***** Texte fourni
Il faut alors déposer une demande médicale individuelle auprès de l’Office fédéral de la santé publique (OFSP), accompagnée de nombreuses obligations administratives. Cela représente souvent un obstacle à la prescription, au même titre que le manque de connaissances médicales sur les effets, les indications et l’utilisation des cannabinoïdes. De plus, il faut faire une demande de garantie de prise en charge des frais auprès de la caisse d’assurance maladie. Si celle-ci est rejetée, la thérapie à base de cannabinoïdes peut devenir hors de prix : si l’on ne peut pas la financer soi-même, elle devient inaccessible. C’est également l’un des points de départ du projet « Sativa-Öl ».
A.Vogel : L’utilisation de l’huile peut-elle également engendrer des effets secondaires et existe-t-il des contre-indications ? Est-il possible de faire une overdose ?
Bea Goldman : Chaque patient réagit différemment aux cannabinoïdes, il est donc impossible de le savoir à l’avance. Cela dépend de l’emplacement, du type et du nombre de récepteurs aux cannabinoïdes endogènes du patient. Entre 25 et 30 % des patients sont des « non-responder », c’est-à-dire qu’ils n’y réagissent pas du tout, ou seulement avec des effets secondaires.
**********
***** Données enregistrées
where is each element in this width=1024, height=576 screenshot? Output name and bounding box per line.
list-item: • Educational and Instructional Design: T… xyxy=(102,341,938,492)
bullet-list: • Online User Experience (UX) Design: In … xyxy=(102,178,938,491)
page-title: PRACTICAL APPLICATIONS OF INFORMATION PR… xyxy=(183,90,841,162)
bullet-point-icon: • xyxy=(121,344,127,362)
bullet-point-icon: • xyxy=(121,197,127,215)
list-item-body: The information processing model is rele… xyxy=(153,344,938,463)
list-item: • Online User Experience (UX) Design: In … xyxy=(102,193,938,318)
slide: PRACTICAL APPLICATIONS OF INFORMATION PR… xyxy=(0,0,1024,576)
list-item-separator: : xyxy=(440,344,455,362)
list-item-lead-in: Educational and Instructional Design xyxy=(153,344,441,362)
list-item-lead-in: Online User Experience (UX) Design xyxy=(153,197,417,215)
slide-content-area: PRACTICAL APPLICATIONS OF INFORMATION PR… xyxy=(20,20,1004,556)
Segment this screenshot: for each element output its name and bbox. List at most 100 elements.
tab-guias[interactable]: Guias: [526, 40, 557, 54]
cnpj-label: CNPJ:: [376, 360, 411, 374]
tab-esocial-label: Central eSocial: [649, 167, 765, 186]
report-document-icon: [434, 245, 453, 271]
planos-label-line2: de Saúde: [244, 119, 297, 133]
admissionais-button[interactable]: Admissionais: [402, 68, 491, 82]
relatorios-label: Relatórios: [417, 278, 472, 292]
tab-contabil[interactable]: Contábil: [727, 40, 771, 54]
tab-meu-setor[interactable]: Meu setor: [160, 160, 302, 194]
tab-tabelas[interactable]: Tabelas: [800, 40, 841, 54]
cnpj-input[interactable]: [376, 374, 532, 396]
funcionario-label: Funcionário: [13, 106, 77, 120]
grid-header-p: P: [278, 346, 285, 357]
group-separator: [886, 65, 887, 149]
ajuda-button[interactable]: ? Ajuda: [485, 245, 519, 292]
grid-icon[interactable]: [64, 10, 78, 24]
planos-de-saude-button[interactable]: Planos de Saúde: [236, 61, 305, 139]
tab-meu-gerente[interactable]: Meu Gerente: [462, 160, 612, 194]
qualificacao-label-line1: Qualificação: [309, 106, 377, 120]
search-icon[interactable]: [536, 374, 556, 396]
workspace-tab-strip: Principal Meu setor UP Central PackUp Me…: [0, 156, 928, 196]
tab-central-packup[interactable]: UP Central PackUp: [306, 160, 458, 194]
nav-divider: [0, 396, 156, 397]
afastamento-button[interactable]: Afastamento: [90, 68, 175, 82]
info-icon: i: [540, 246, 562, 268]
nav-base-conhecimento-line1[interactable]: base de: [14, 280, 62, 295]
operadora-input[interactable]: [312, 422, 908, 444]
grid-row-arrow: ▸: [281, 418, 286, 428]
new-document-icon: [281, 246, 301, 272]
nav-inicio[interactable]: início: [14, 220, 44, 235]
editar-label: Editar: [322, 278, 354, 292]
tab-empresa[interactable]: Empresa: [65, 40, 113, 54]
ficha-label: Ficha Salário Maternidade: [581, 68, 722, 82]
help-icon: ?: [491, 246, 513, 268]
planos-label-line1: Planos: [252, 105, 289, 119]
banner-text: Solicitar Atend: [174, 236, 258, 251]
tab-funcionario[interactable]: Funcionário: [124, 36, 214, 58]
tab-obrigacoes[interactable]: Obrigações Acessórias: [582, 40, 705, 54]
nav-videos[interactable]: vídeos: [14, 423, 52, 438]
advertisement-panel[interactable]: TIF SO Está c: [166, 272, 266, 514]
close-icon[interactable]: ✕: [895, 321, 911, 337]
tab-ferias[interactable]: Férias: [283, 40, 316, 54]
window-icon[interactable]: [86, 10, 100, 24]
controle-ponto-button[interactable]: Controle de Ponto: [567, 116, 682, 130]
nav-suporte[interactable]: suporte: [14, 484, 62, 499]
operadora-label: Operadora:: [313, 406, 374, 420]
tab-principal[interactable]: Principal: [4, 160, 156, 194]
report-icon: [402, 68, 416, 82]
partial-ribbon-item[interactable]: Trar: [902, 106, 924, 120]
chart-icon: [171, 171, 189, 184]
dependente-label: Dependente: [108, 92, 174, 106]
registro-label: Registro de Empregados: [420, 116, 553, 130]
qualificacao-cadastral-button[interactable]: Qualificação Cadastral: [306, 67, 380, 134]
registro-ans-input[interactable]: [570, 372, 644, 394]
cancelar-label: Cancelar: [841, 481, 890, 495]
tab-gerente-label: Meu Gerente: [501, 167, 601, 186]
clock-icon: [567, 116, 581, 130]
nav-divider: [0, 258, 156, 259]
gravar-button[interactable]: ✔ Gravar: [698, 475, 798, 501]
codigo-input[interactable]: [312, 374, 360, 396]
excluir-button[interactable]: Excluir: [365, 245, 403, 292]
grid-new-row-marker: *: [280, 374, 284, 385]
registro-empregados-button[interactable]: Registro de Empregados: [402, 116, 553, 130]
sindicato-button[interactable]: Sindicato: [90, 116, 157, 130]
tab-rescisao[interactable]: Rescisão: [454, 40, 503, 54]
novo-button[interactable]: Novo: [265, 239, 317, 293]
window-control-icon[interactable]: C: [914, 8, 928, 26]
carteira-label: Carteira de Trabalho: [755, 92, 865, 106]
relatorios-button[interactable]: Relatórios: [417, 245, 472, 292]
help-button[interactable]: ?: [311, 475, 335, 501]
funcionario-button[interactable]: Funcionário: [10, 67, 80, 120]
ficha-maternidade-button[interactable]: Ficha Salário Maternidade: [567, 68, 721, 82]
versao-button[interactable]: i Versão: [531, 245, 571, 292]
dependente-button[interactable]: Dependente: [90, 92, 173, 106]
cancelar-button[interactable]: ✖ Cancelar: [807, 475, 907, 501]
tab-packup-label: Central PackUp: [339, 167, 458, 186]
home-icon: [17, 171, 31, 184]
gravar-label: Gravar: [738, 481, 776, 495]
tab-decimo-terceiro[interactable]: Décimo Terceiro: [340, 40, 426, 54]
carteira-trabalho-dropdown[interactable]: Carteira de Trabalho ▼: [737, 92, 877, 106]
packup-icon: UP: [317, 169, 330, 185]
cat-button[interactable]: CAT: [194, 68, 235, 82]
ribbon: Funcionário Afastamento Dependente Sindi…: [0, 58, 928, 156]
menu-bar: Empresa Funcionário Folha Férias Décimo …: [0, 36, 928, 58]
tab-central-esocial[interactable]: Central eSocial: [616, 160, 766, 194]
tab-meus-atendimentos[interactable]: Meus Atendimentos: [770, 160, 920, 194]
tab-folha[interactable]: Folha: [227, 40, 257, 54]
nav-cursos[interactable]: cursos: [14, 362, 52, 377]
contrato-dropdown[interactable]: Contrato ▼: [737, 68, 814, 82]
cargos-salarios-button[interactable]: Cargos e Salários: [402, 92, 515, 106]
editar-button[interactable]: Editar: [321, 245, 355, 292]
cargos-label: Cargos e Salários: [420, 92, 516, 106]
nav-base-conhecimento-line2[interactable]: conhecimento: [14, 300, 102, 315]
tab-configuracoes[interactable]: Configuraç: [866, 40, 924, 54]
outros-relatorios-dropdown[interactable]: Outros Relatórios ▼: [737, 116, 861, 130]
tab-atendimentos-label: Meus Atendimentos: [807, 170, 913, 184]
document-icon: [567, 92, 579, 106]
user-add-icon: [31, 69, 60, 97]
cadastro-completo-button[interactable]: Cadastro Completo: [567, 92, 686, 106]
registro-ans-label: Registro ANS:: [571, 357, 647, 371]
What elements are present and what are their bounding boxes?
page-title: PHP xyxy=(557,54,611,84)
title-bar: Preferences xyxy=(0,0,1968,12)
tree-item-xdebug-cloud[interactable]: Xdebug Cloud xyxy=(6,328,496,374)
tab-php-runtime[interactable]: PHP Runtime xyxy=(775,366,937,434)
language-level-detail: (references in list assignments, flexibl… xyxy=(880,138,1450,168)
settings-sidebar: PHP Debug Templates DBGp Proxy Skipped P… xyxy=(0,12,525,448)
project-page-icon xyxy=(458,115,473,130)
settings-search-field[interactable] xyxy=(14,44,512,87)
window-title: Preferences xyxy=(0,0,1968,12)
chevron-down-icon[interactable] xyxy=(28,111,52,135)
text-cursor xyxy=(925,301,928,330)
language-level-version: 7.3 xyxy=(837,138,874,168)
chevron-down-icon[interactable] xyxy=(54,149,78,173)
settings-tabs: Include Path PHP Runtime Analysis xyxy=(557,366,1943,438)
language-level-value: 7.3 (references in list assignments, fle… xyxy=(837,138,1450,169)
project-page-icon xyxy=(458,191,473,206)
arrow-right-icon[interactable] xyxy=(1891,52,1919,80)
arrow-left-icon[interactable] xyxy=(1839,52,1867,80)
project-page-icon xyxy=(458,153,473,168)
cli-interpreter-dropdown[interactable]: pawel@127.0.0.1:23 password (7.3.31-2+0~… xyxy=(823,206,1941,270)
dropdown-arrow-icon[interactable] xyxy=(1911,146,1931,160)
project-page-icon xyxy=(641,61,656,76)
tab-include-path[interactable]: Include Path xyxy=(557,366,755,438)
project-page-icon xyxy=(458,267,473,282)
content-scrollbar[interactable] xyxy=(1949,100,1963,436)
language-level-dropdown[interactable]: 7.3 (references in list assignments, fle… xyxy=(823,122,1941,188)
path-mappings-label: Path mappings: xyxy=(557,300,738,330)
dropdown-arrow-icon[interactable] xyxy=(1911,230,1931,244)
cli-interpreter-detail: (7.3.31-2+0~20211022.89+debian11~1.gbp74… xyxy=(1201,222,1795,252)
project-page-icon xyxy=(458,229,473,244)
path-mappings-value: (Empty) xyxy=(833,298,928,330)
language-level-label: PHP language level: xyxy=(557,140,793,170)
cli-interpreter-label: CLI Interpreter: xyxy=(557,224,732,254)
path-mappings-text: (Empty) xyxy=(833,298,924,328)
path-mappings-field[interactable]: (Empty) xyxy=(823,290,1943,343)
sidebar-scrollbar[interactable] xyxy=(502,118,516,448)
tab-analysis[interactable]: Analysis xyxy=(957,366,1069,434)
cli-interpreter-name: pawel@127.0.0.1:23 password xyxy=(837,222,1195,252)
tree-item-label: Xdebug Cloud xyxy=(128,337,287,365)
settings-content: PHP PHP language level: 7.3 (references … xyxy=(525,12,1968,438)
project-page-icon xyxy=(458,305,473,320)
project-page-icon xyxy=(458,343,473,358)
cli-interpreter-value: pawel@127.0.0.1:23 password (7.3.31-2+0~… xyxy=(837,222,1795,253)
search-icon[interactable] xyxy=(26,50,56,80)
**********
--- Exercices à faire ---
1. Relevez tous les éléments dont dépend la réaction d'un patient aux cannabinoïdes, selon l'entretien sur le cannabis médical.
2. Reprenez l'entretien sur le cannabis médical après sa dernière phrase et poursuivez la réponse de Bea Goldman.

--- Corrigé ---
1. L'emplacement, le type et le nombre de récepteurs aux cannabinoïdes endogènes du patient.

2.
Il est important d’étalonner le dosage lentement et progressivement, le mieux étant de commencer un soir par un milligramme, puis deux milligrammes le soir suivant, et de voir avec le patient si les effets perçus sont suffisants. Le cas échéant, on peut rester sur ce dosage. Pour certains troubles, notamment dans les cas de spasticité, il peut être décidé, à la discrétion du personnel soignant, d’ajouter une dose le matin, le midi ou éventuellement la nuit.
De faibles doses sont souvent suffisantes pour obtenir un effet, notamment dans les préparations naturelles à base de cannabinoïdes. C’est d’autant plus vrai lorsque la préparation est administrée sous la langue et que l’on évite alors l’effet « premier passage » : la « filtration » par le foie est alors moins importante que lorsque le médicament est avalé d’une traite. Placé sous la langue, il agit directement sur les petits vaisseaux de la muqueuse buccale. Les overdoses sont quasiment inexistantes, dès lors que les patients sont bien informés ! Les effets secondaires les plus courants sont les vertiges et un état de torpeur. On rencontre également des céphalées, des nausées, des hallucinations, des cauchemars, une sécheresse buccale et le rougissement des yeux. La baisse de la pression sanguine et l’accélération du rythme cardiaque dépendent largement du dosage, mais sont plutôt rares. En cas d’effets secondaires, il convient d’attendre un ou deux jours avec le même dosage, de se reposer et de manger et boire suffisamment. Ou bien de réduire la dose d’un milligramme le jour suivant et de patienter. On n’a constaté aucun cas de décès lié aux cannabinoïdes.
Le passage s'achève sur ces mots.